• _Written problem_
You are to retype all of the data exactly as it appears.

Figure dataset records:
::::::::

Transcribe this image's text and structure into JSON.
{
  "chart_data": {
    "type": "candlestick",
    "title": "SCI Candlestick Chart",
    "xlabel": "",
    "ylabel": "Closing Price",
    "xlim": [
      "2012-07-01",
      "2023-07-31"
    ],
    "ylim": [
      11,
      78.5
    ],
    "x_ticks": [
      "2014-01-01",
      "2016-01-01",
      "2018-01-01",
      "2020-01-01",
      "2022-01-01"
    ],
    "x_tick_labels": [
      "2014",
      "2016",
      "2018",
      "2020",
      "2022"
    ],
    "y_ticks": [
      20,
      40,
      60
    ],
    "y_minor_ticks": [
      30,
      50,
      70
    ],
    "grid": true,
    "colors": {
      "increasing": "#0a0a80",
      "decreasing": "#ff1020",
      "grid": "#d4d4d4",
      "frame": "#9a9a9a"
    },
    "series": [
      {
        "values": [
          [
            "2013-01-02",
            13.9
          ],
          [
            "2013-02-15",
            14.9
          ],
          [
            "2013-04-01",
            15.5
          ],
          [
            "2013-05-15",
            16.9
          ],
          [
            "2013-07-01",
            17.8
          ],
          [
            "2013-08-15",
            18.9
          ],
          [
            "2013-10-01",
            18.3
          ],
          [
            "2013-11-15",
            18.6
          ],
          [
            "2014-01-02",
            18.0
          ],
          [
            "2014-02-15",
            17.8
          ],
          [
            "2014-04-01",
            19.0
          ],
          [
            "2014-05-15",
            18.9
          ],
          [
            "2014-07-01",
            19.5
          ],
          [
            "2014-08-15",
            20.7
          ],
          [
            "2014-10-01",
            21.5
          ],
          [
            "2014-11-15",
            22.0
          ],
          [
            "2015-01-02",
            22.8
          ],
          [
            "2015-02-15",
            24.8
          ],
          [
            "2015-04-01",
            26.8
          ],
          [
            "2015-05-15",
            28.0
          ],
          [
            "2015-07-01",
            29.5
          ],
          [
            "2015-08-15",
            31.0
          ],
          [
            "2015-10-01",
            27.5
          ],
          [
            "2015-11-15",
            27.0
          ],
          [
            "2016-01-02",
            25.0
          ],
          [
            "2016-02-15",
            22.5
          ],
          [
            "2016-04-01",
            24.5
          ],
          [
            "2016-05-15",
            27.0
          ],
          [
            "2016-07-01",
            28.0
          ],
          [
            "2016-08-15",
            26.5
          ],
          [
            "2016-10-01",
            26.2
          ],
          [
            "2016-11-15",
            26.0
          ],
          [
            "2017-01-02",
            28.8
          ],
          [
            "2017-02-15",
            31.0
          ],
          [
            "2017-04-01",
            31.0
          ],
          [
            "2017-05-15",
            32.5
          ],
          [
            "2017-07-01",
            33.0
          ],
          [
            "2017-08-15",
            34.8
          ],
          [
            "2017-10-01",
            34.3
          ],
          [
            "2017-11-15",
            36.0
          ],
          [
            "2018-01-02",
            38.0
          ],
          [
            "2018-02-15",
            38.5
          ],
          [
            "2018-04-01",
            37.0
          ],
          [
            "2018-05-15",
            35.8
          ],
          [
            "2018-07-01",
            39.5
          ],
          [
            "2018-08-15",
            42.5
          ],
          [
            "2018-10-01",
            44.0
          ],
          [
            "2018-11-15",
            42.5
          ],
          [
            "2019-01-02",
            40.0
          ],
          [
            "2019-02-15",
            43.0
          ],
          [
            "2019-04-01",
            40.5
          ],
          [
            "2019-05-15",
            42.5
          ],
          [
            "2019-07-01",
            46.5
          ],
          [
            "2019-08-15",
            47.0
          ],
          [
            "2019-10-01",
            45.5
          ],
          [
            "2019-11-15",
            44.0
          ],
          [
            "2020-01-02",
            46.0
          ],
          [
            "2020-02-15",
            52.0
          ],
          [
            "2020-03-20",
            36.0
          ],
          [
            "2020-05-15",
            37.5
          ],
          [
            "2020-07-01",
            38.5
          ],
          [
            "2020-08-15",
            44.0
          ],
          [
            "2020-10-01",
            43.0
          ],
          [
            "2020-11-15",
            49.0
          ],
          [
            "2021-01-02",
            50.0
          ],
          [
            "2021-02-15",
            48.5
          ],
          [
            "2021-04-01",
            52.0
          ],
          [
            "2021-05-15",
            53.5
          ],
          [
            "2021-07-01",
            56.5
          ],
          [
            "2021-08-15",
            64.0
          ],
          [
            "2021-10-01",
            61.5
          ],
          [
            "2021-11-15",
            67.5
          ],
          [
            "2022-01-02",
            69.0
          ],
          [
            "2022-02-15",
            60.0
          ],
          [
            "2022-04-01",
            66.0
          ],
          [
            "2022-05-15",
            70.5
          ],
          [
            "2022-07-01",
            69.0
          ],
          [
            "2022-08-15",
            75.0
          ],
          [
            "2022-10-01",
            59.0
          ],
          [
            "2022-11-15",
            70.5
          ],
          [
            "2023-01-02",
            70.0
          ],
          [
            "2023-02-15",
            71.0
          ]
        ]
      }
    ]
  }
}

::::::::

• _Finished task_
Transcribe this image's text and structure into JSON.
{
  "chart_data": {
    "type": "candlestick",
    "title": "SCI Candlestick Chart",
    "xlabel": "",
    "ylabel": "Closing Price",
    "xlim": [
      "2012-07-01",
      "2023-07-31"
    ],
    "ylim": [
      11,
      78.5
    ],
    "x_ticks": [
      "2014-01-01",
      "2016-01-01",
      "2018-01-01",
      "2020-01-01",
      "2022-01-01"
    ],
    "x_tick_labels": [
      "2014",
      "2016",
      "2018",
      "2020",
      "2022"
    ],
    "y_ticks": [
      20,
      40,
      60
    ],
    "y_minor_ticks": [
      30,
      50,
      70
    ],
    "grid": true,
    "colors": {
      "increasing": "#0a0a80",
      "decreasing": "#ff1020",
      "grid": "#d4d4d4",
      "frame": "#9a9a9a"
    },
    "series": [
      {
        "values": [
          [
            "2013-01-02",
            13.9
          ],
          [
            "2013-02-15",
            14.9
          ],
          [
            "2013-04-01",
            15.5
          ],
          [
            "2013-05-15",
            16.9
          ],
          [
            "2013-07-01",
            17.8
          ],
          [
            "2013-08-15",
            18.9
          ],
          [
            "2013-10-01",
            18.3
          ],
          [
            "2013-11-15",
            18.6
          ],
          [
            "2014-01-02",
            18.0
          ],
          [
            "2014-02-15",
            17.8
          ],
          [
            "2014-04-01",
            19.0
          ],
          [
            "2014-05-15",
            18.9
          ],
          [
            "2014-07-01",
            19.5
          ],
          [
            "2014-08-15",
            20.7
          ],
          [
            "2014-10-01",
            21.5
          ],
          [
            "2014-11-15",
            22.0
          ],
          [
            "2015-01-02",
            22.8
          ],
          [
            "2015-02-15",
            24.8
          ],
          [
            "2015-04-01",
            26.8
          ],
          [
            "2015-05-15",
            28.0
          ],
          [
            "2015-07-01",
            29.5
          ],
          [
            "2015-08-15",
            31.0
          ],
          [
            "2015-10-01",
            27.5
          ],
          [
            "2015-11-15",
            27.0
          ],
          [
            "2016-01-02",
            25.0
          ],
          [
            "2016-02-15",
            22.5
          ],
          [
            "2016-04-01",
            24.5
          ],
          [
            "2016-05-15",
            27.0
          ],
          [
            "2016-07-01",
            28.0
          ],
          [
            "2016-08-15",
            26.5
          ],
          [
            "2016-10-01",
            26.2
          ],
          [
            "2016-11-15",
            26.0
          ],
          [
            "2017-01-02",
            28.8
          ],
          [
            "2017-02-15",
            31.0
          ],
          [
            "2017-04-01",
            31.0
          ],
          [
            "2017-05-15",
            32.5
          ],
          [
            "2017-07-01",
            33.0
          ],
          [
            "2017-08-15",
            34.8
          ],
          [
            "2017-10-01",
            34.3
          ],
          [
            "2017-11-15",
            36.0
          ],
          [
            "2018-01-02",
            38.0
          ],
          [
            "2018-02-15",
            38.5
          ],
          [
            "2018-04-01",
            37.0
          ],
          [
            "2018-05-15",
            35.8
          ],
          [
            "2018-07-01",
            39.5
          ],
          [
            "2018-08-15",
            42.5
          ],
          [
            "2018-10-01",
            44.0
          ],
          [
            "2018-11-15",
            42.5
          ],
          [
            "2019-01-02",
            40.0
          ],
          [
            "2019-02-15",
            43.0
          ],
          [
            "2019-04-01",
            40.5
          ],
          [
            "2019-05-15",
            42.5
          ],
          [
            "2019-07-01",
            46.5
          ],
          [
            "2019-08-15",
            47.0
          ],
          [
            "2019-10-01",
            45.5
          ],
          [
            "2019-11-15",
            44.0
          ],
          [
            "2020-01-02",
            46.0
          ],
          [
            "2020-02-15",
            52.0
          ],
          [
            "2020-03-20",
            36.0
          ],
          [
            "2020-05-15",
            37.5
          ],
          [
            "2020-07-01",
            38.5
          ],
          [
            "2020-08-15",
            44.0
          ],
          [
            "2020-10-01",
            43.0
          ],
          [
            "2020-11-15",
            49.0
          ],
          [
            "2021-01-02",
            50.0
          ],
          [
            "2021-02-15",
            48.5
          ],
          [
            "2021-04-01",
            52.0
          ],
          [
            "2021-05-15",
            53.5
          ],
          [
            "2021-07-01",
            56.5
          ],
          [
            "2021-08-15",
            64.0
          ],
          [
            "2021-10-01",
            61.5
          ],
          [
            "2021-11-15",
            67.5
          ],
          [
            "2022-01-02",
            69.0
          ],
          [
            "2022-02-15",
            60.0
          ],
          [
            "2022-04-01",
            66.0
          ],
          [
            "2022-05-15",
            70.5
          ],
          [
            "2022-07-01",
            69.0
          ],
          [
            "2022-08-15",
            75.0
          ],
          [
            "2022-10-01",
            59.0
          ],
          [
            "2022-11-15",
            70.5
          ],
          [
            "2023-01-02",
            70.0
          ],
          [
            "2023-02-15",
            71.0
          ]
        ]
      }
    ]
  }
}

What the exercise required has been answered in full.